▶ REQUIRED WORK: Please turn the paragraph beginning "The Snapdragon 8 Gen 3 in the Tab S10 Ultra" in the tablet review below into a short bulleted list that keeps its main facts.

▶ EXTRACT PROVIDED:
Samsung Galaxy Tab S10 Ultra
Pros
- 14.6-inch screen is unmatched for multitasking
- S Pen included — no extra purchase
- DeX mode is a genuine desktop replacement
- MicroSD expansion up to 1TB
- Samsung Notes with AI features
Cons
- $1,200 starting price
- Snapdragon 8 Gen 3 can't match M4 in sustained tasks
- 718g is heavy for a tablet
- Some Android apps still aren't optimized for tablets
The Snapdragon 8 Gen 3 in the Tab S10 Ultra is fast for an Android tablet, but it can't keep up with the M4 in sustained workloads. Export a long 4K video, and the iPad finishes in half the time. For everyday tasks — browsing, note-taking, streaming, document editing — you won't notice a performance difference.

[Saved entries]
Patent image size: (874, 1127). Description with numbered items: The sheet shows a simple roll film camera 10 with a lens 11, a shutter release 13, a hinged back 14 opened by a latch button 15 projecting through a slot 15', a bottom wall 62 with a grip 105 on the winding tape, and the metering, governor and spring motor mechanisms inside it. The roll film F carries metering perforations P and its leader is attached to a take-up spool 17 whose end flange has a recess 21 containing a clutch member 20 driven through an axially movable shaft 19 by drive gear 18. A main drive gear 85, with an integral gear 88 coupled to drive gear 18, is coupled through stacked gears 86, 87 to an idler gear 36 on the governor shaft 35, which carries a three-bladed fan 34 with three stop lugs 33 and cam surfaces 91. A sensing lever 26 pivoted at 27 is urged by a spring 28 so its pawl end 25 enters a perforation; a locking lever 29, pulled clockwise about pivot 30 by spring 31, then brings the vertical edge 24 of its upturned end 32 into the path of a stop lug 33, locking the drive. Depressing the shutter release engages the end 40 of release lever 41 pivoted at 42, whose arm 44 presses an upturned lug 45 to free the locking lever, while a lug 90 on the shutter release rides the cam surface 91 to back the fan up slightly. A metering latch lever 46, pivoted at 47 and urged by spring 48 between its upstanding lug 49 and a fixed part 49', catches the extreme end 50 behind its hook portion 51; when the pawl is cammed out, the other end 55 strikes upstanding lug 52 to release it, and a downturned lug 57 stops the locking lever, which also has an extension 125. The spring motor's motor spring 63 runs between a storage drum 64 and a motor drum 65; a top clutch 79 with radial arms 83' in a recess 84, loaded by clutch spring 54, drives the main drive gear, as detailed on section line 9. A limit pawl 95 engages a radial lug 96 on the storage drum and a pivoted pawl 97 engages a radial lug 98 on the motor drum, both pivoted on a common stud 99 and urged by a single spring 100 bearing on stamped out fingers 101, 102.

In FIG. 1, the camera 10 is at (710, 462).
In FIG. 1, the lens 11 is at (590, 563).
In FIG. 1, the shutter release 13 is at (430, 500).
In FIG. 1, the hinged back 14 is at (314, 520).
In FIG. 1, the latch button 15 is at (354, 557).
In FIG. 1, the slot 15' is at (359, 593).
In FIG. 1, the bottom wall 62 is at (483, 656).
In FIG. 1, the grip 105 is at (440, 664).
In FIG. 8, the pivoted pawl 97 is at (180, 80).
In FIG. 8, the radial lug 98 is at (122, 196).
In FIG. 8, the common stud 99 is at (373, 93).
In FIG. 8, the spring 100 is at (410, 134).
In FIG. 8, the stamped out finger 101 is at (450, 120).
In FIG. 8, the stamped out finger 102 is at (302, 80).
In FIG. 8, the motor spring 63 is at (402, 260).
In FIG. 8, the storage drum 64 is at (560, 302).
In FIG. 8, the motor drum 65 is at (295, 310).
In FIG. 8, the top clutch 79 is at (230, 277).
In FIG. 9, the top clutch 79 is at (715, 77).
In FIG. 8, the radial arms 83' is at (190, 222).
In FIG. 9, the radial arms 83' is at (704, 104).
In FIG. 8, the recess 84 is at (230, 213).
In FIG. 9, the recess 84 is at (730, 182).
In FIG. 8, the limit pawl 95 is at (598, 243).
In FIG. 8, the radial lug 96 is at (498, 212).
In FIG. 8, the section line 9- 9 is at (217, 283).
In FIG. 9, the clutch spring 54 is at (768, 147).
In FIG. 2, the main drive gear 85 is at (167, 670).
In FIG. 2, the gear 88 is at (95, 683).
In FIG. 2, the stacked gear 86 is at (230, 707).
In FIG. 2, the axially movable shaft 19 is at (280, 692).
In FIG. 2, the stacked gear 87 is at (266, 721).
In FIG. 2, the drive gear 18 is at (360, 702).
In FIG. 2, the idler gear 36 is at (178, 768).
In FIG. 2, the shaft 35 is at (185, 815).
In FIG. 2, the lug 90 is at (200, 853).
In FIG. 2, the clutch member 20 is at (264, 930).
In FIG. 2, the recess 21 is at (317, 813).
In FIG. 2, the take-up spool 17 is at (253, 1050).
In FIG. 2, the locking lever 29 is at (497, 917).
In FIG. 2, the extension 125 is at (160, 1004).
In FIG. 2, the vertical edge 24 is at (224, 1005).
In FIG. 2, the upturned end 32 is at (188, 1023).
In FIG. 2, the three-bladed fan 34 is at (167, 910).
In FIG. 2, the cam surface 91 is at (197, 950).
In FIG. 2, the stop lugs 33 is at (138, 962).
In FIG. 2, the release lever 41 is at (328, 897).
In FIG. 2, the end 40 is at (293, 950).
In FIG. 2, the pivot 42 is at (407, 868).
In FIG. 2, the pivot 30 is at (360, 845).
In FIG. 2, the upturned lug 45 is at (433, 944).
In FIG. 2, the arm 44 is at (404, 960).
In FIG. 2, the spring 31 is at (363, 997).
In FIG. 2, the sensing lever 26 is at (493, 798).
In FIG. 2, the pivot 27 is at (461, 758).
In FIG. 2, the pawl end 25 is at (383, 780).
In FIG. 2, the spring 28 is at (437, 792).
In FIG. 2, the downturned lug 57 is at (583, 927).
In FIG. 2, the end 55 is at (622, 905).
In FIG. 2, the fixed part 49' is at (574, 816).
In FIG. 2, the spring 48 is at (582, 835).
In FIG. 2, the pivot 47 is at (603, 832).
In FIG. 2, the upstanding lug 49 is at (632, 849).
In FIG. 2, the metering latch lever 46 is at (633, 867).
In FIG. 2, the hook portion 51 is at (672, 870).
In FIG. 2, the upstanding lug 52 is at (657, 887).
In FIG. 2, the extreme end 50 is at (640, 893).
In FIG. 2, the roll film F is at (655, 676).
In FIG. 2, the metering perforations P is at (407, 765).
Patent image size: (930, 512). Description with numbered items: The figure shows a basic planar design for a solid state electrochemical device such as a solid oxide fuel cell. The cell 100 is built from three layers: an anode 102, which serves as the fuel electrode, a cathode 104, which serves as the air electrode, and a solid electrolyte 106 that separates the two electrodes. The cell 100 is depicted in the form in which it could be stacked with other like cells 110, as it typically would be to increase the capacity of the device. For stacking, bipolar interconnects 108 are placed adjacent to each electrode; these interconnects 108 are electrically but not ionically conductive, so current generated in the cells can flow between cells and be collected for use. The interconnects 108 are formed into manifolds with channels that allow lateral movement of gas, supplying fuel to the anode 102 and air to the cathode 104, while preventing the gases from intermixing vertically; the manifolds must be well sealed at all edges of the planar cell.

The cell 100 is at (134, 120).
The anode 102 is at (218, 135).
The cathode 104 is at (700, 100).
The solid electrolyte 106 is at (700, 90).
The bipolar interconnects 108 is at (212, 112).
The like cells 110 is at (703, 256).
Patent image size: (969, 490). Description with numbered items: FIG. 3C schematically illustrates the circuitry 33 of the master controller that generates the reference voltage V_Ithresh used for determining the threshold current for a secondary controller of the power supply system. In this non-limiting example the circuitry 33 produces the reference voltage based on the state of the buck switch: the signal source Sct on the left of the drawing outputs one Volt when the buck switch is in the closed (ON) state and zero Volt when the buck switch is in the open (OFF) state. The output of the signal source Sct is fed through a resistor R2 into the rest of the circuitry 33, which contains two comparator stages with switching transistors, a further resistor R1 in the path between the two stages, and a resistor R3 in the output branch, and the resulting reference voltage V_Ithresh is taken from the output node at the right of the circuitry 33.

▶ SOLVED EXERCISE:
- The Tab S10 Ultra's Snapdragon 8 Gen 3 is fast for an Android tablet but can't keep up with the M4 in sustained workloads.
- The iPad exports a long 4K video in half the time.
- For everyday tasks like browsing, note-taking, streaming and document editing, you won't notice a performance difference.